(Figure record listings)
--------------------------------
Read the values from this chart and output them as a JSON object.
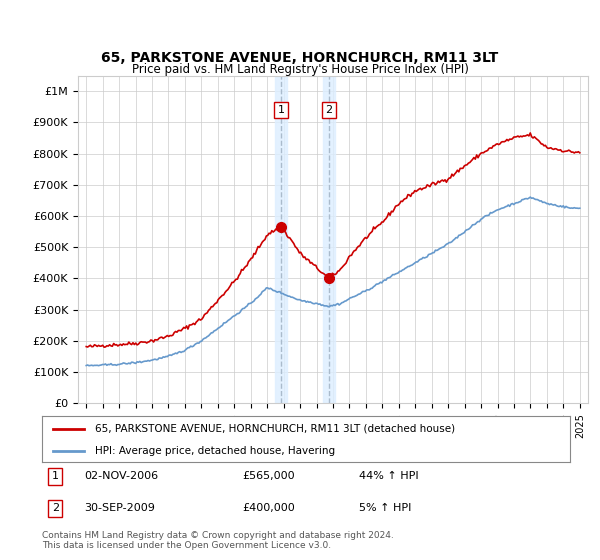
{
  "title": "65, PARKSTONE AVENUE, HORNCHURCH, RM11 3LT",
  "subtitle": "Price paid vs. HM Land Registry's House Price Index (HPI)",
  "ylim": [
    0,
    1050000
  ],
  "yticks": [
    0,
    100000,
    200000,
    300000,
    400000,
    500000,
    600000,
    700000,
    800000,
    900000,
    1000000
  ],
  "ytick_labels": [
    "£0",
    "£100K",
    "£200K",
    "£300K",
    "£400K",
    "£500K",
    "£600K",
    "£700K",
    "£800K",
    "£900K",
    "£1M"
  ],
  "background_color": "#ffffff",
  "grid_color": "#cccccc",
  "sale1_t": 11.83,
  "sale1_value": 565000,
  "sale2_t": 14.75,
  "sale2_value": 400000,
  "marker_color": "#cc0000",
  "hpi_color": "#6699cc",
  "price_color": "#cc0000",
  "shade_color": "#ddeeff",
  "vline_color": "#aabbcc",
  "legend_entries": [
    "65, PARKSTONE AVENUE, HORNCHURCH, RM11 3LT (detached house)",
    "HPI: Average price, detached house, Havering"
  ],
  "annot1_date": "02-NOV-2006",
  "annot1_price": "£565,000",
  "annot1_hpi": "44% ↑ HPI",
  "annot2_date": "30-SEP-2009",
  "annot2_price": "£400,000",
  "annot2_hpi": "5% ↑ HPI",
  "footer": "Contains HM Land Registry data © Crown copyright and database right 2024.\nThis data is licensed under the Open Government Licence v3.0.",
  "start_year": 1995,
  "end_year": 2025,
  "red_key_t": [
    0,
    1,
    2,
    3,
    4,
    5,
    6,
    7,
    8,
    9,
    10,
    11,
    11.83,
    12.5,
    13,
    14.75,
    15.5,
    16,
    17,
    18,
    19,
    20,
    21,
    22,
    23,
    24,
    25,
    26,
    27,
    28,
    29,
    29.5
  ],
  "red_key_v": [
    180000,
    185000,
    188000,
    192000,
    200000,
    215000,
    240000,
    270000,
    330000,
    390000,
    460000,
    540000,
    565000,
    520000,
    480000,
    400000,
    430000,
    470000,
    530000,
    580000,
    640000,
    680000,
    700000,
    720000,
    760000,
    800000,
    830000,
    850000,
    860000,
    820000,
    810000,
    805000
  ],
  "blue_key_t": [
    0,
    1,
    2,
    3,
    4,
    5,
    6,
    7,
    8,
    9,
    10,
    11,
    12,
    13,
    14,
    14.75,
    15.5,
    16,
    17,
    18,
    19,
    20,
    21,
    22,
    23,
    24,
    25,
    26,
    27,
    28,
    29,
    29.5
  ],
  "blue_key_v": [
    120000,
    122000,
    125000,
    130000,
    138000,
    150000,
    170000,
    200000,
    240000,
    280000,
    320000,
    370000,
    350000,
    330000,
    320000,
    310000,
    320000,
    335000,
    360000,
    390000,
    420000,
    450000,
    480000,
    510000,
    550000,
    590000,
    620000,
    640000,
    660000,
    640000,
    630000,
    625000
  ]
}
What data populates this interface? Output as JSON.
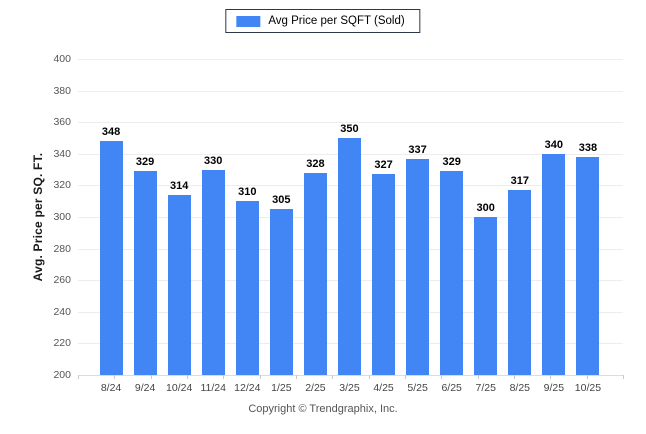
{
  "legend": {
    "label": "Avg Price per SQFT (Sold)",
    "swatch_color": "#4285f4"
  },
  "footer": {
    "copyright": "Copyright © Trendgraphix, Inc."
  },
  "colors": {
    "bar": "#4285f4",
    "gridline": "#ededed",
    "baseline": "#dcdcdc",
    "axis_text": "#555555",
    "value_label": "#000000",
    "legend_border": "#2b3948"
  },
  "chart_data": {
    "type": "bar",
    "title": "",
    "series_name": "Avg Price per SQFT (Sold)",
    "categories": [
      "8/24",
      "9/24",
      "10/24",
      "11/24",
      "12/24",
      "1/25",
      "2/25",
      "3/25",
      "4/25",
      "5/25",
      "6/25",
      "7/25",
      "8/25",
      "9/25",
      "10/25"
    ],
    "values": [
      348,
      329,
      314,
      330,
      310,
      305,
      328,
      350,
      327,
      337,
      329,
      300,
      317,
      340,
      338
    ],
    "value_labels": true,
    "xlabel": "",
    "ylabel": "Avg. Price per SQ. FT.",
    "ylim": [
      200,
      400
    ],
    "yticks": [
      200,
      220,
      240,
      260,
      280,
      300,
      320,
      340,
      360,
      380,
      400
    ],
    "grid": "horizontal",
    "legend_position": "top-center",
    "bar_color": "#4285f4"
  }
}
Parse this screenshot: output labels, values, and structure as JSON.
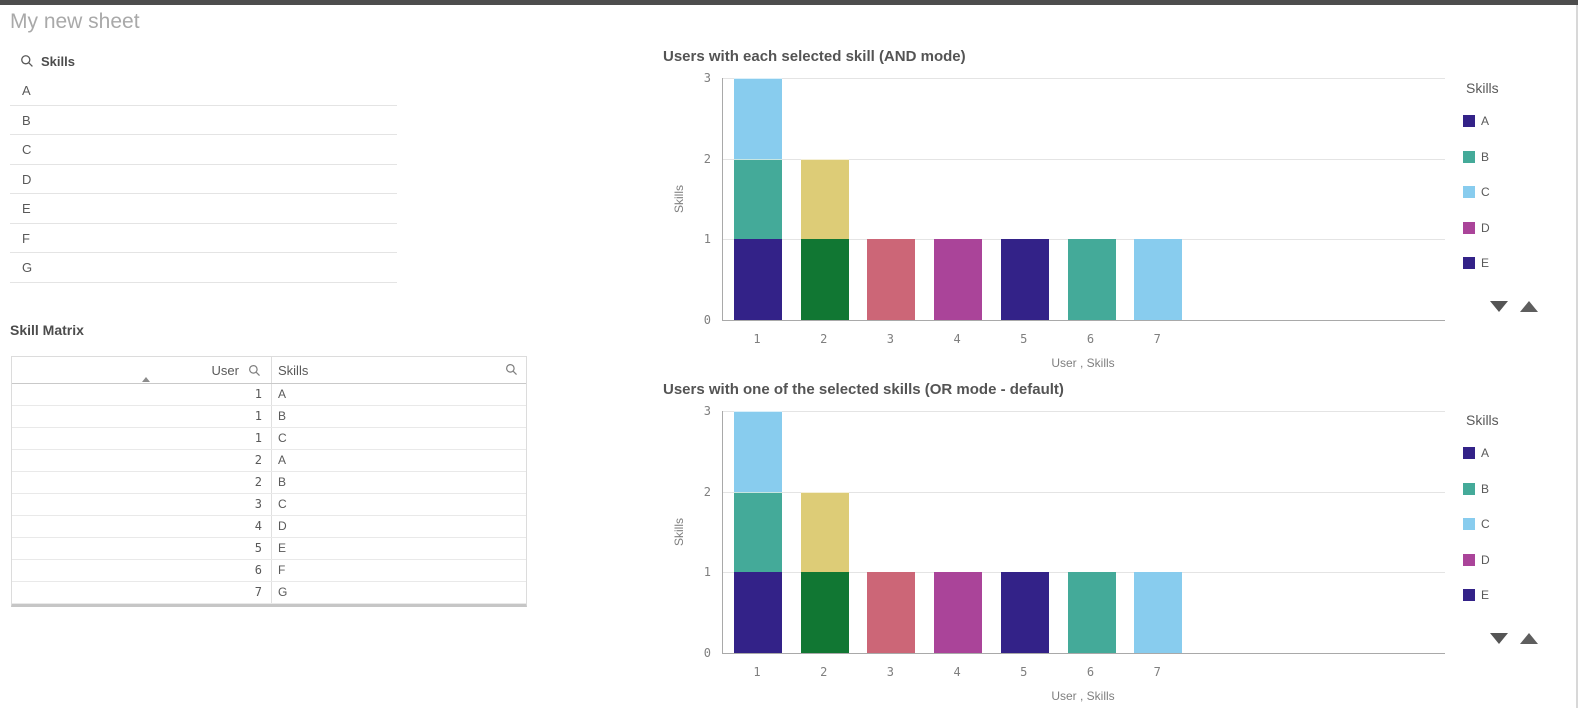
{
  "sheet": {
    "title": "My new sheet"
  },
  "skills_filter": {
    "label": "Skills",
    "icon": "search-icon",
    "items": [
      "A",
      "B",
      "C",
      "D",
      "E",
      "F",
      "G"
    ]
  },
  "skill_matrix": {
    "title": "Skill Matrix",
    "columns": [
      {
        "label": "User",
        "align": "right",
        "sort": "ascending",
        "icon": "search-icon"
      },
      {
        "label": "Skills",
        "align": "left",
        "icon": "search-icon"
      }
    ],
    "rows": [
      [
        "1",
        "A"
      ],
      [
        "1",
        "B"
      ],
      [
        "1",
        "C"
      ],
      [
        "2",
        "A"
      ],
      [
        "2",
        "B"
      ],
      [
        "3",
        "C"
      ],
      [
        "4",
        "D"
      ],
      [
        "5",
        "E"
      ],
      [
        "6",
        "F"
      ],
      [
        "7",
        "G"
      ]
    ]
  },
  "chart_data": [
    {
      "type": "bar",
      "stacked": true,
      "title": "Users with each selected skill (AND mode)",
      "xlabel": "User , Skills",
      "ylabel": "Skills",
      "x": [
        "1",
        "2",
        "3",
        "4",
        "5",
        "6",
        "7"
      ],
      "ylim": [
        0,
        3
      ],
      "yticks": [
        0,
        1,
        2,
        3
      ],
      "grid": "horizontal",
      "bars": [
        {
          "x": "1",
          "total": 3,
          "segments": [
            {
              "skill": "A",
              "value": 1,
              "color": "#332288"
            },
            {
              "skill": "B",
              "value": 1,
              "color": "#44AA99"
            },
            {
              "skill": "C",
              "value": 1,
              "color": "#88CCEE"
            }
          ]
        },
        {
          "x": "2",
          "total": 2,
          "segments": [
            {
              "skill": "A",
              "value": 1,
              "color": "#117733"
            },
            {
              "skill": "B",
              "value": 1,
              "color": "#DDCC77"
            }
          ]
        },
        {
          "x": "3",
          "total": 1,
          "segments": [
            {
              "skill": "C",
              "value": 1,
              "color": "#CC6677"
            }
          ]
        },
        {
          "x": "4",
          "total": 1,
          "segments": [
            {
              "skill": "D",
              "value": 1,
              "color": "#AA4499"
            }
          ]
        },
        {
          "x": "5",
          "total": 1,
          "segments": [
            {
              "skill": "E",
              "value": 1,
              "color": "#332288"
            }
          ]
        },
        {
          "x": "6",
          "total": 1,
          "segments": [
            {
              "skill": "F",
              "value": 1,
              "color": "#44AA99"
            }
          ]
        },
        {
          "x": "7",
          "total": 1,
          "segments": [
            {
              "skill": "G",
              "value": 1,
              "color": "#88CCEE"
            }
          ]
        }
      ],
      "legend": {
        "title": "Skills",
        "position": "right",
        "items": [
          {
            "label": "A",
            "color": "#332288"
          },
          {
            "label": "B",
            "color": "#44AA99"
          },
          {
            "label": "C",
            "color": "#88CCEE"
          },
          {
            "label": "D",
            "color": "#AA4499"
          },
          {
            "label": "E",
            "color": "#332288"
          }
        ],
        "pager_icons": [
          "triangle-down-icon",
          "triangle-up-icon"
        ]
      }
    },
    {
      "type": "bar",
      "stacked": true,
      "title": "Users with one of the selected skills (OR mode - default)",
      "xlabel": "User , Skills",
      "ylabel": "Skills",
      "x": [
        "1",
        "2",
        "3",
        "4",
        "5",
        "6",
        "7"
      ],
      "ylim": [
        0,
        3
      ],
      "yticks": [
        0,
        1,
        2,
        3
      ],
      "grid": "horizontal",
      "bars": [
        {
          "x": "1",
          "total": 3,
          "segments": [
            {
              "skill": "A",
              "value": 1,
              "color": "#332288"
            },
            {
              "skill": "B",
              "value": 1,
              "color": "#44AA99"
            },
            {
              "skill": "C",
              "value": 1,
              "color": "#88CCEE"
            }
          ]
        },
        {
          "x": "2",
          "total": 2,
          "segments": [
            {
              "skill": "A",
              "value": 1,
              "color": "#117733"
            },
            {
              "skill": "B",
              "value": 1,
              "color": "#DDCC77"
            }
          ]
        },
        {
          "x": "3",
          "total": 1,
          "segments": [
            {
              "skill": "C",
              "value": 1,
              "color": "#CC6677"
            }
          ]
        },
        {
          "x": "4",
          "total": 1,
          "segments": [
            {
              "skill": "D",
              "value": 1,
              "color": "#AA4499"
            }
          ]
        },
        {
          "x": "5",
          "total": 1,
          "segments": [
            {
              "skill": "E",
              "value": 1,
              "color": "#332288"
            }
          ]
        },
        {
          "x": "6",
          "total": 1,
          "segments": [
            {
              "skill": "F",
              "value": 1,
              "color": "#44AA99"
            }
          ]
        },
        {
          "x": "7",
          "total": 1,
          "segments": [
            {
              "skill": "G",
              "value": 1,
              "color": "#88CCEE"
            }
          ]
        }
      ],
      "legend": {
        "title": "Skills",
        "position": "right",
        "items": [
          {
            "label": "A",
            "color": "#332288"
          },
          {
            "label": "B",
            "color": "#44AA99"
          },
          {
            "label": "C",
            "color": "#88CCEE"
          },
          {
            "label": "D",
            "color": "#AA4499"
          },
          {
            "label": "E",
            "color": "#332288"
          }
        ],
        "pager_icons": [
          "triangle-down-icon",
          "triangle-up-icon"
        ]
      }
    }
  ]
}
--------------------------------
§ Aim of the exercise: Return every line holding the word "Users" from the records.

§ Written answer:
      "title": "Users with each selected skill (AND mode)",
      "title": "Users with one of the selected skills (OR mode - default)",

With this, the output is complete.